STATED TASK >>
Copy out each of the rows below verbatim, in the same order, with nothing changed, added or left out.

INPUT FOR THIS TASK >>
## START
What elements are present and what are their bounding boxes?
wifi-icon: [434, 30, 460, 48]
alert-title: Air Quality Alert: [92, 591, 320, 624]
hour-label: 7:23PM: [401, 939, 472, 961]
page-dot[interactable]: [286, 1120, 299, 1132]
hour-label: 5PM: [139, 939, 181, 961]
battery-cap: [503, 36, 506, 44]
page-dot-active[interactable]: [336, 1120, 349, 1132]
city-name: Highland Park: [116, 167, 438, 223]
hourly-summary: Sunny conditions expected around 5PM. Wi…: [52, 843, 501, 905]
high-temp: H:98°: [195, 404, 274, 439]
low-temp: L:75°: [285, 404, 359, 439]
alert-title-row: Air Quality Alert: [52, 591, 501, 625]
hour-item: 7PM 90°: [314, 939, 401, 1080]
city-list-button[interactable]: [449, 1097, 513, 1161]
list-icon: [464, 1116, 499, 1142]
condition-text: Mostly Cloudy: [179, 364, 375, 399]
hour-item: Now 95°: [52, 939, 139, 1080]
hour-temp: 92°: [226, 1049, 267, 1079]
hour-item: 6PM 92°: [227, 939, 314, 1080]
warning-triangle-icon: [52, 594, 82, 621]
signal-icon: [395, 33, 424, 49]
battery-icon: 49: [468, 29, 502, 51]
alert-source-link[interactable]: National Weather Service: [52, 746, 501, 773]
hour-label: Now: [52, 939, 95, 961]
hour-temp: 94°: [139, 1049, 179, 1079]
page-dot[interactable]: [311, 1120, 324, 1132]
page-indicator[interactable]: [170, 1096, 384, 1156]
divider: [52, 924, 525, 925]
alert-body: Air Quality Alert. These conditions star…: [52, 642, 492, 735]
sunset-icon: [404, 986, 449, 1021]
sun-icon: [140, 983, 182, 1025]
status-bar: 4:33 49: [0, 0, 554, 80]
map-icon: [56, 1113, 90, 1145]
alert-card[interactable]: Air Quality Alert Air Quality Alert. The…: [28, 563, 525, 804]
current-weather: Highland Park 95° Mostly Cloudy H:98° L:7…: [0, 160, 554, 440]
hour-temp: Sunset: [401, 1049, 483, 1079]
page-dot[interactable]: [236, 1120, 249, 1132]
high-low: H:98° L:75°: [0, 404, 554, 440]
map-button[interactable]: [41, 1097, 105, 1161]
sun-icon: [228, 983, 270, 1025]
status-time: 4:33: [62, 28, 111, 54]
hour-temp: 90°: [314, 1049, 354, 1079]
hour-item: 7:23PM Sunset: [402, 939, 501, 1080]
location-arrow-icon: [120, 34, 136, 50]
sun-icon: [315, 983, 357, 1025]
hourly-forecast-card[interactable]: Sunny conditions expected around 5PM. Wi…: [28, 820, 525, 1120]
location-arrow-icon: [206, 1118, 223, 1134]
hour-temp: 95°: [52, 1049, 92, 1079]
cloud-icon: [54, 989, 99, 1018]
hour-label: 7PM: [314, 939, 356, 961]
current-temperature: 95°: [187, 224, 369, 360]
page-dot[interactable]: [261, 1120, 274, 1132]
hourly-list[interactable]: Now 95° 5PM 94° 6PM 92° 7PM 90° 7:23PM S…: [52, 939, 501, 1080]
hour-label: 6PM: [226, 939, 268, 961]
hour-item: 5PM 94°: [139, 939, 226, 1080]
## END
ANSWER TO THE TASK >>
What elements are present and what are their bounding boxes?
wifi-icon: [434, 30, 460, 48]
alert-title: Air Quality Alert: [92, 591, 320, 624]
hour-label: 7:23PM: [401, 939, 472, 961]
page-dot[interactable]: [286, 1120, 299, 1132]
hour-label: 5PM: [139, 939, 181, 961]
battery-cap: [503, 36, 506, 44]
page-dot-active[interactable]: [336, 1120, 349, 1132]
city-name: Highland Park: [116, 167, 438, 223]
hourly-summary: Sunny conditions expected around 5PM. Wi…: [52, 843, 501, 905]
high-temp: H:98°: [195, 404, 274, 439]
low-temp: L:75°: [285, 404, 359, 439]
alert-title-row: Air Quality Alert: [52, 591, 501, 625]
hour-item: 7PM 90°: [314, 939, 401, 1080]
city-list-button[interactable]: [449, 1097, 513, 1161]
list-icon: [464, 1116, 499, 1142]
condition-text: Mostly Cloudy: [179, 364, 375, 399]
hour-item: Now 95°: [52, 939, 139, 1080]
hour-temp: 92°: [226, 1049, 267, 1079]
hour-item: 6PM 92°: [227, 939, 314, 1080]
warning-triangle-icon: [52, 594, 82, 621]
signal-icon: [395, 33, 424, 49]
battery-icon: 49: [468, 29, 502, 51]
alert-source-link[interactable]: National Weather Service: [52, 746, 501, 773]
hour-label: Now: [52, 939, 95, 961]
hour-temp: 94°: [139, 1049, 179, 1079]
page-dot[interactable]: [311, 1120, 324, 1132]
page-indicator[interactable]: [170, 1096, 384, 1156]
divider: [52, 924, 525, 925]
alert-body: Air Quality Alert. These conditions star…: [52, 642, 492, 735]
sunset-icon: [404, 986, 449, 1021]
sun-icon: [140, 983, 182, 1025]
status-bar: 4:33 49: [0, 0, 554, 80]
map-icon: [56, 1113, 90, 1145]
alert-card[interactable]: Air Quality Alert Air Quality Alert. The…: [28, 563, 525, 804]
current-weather: Highland Park 95° Mostly Cloudy H:98° L:7…: [0, 160, 554, 440]
hour-temp: Sunset: [401, 1049, 483, 1079]
page-dot[interactable]: [236, 1120, 249, 1132]
high-low: H:98° L:75°: [0, 404, 554, 440]
map-button[interactable]: [41, 1097, 105, 1161]
sun-icon: [228, 983, 270, 1025]
status-time: 4:33: [62, 28, 111, 54]
hour-temp: 90°: [314, 1049, 354, 1079]
hour-item: 7:23PM Sunset: [402, 939, 501, 1080]
location-arrow-icon: [120, 34, 136, 50]
sun-icon: [315, 983, 357, 1025]
hourly-forecast-card[interactable]: Sunny conditions expected around 5PM. Wi…: [28, 820, 525, 1120]
location-arrow-icon: [206, 1118, 223, 1134]
hour-temp: 95°: [52, 1049, 92, 1079]
cloud-icon: [54, 989, 99, 1018]
hour-label: 7PM: [314, 939, 356, 961]
current-temperature: 95°: [187, 224, 369, 360]
page-dot[interactable]: [261, 1120, 274, 1132]
hourly-list[interactable]: Now 95° 5PM 94° 6PM 92° 7PM 90° 7:23PM S…: [52, 939, 501, 1080]
hour-label: 6PM: [226, 939, 268, 961]
hour-item: 5PM 94°: [139, 939, 226, 1080]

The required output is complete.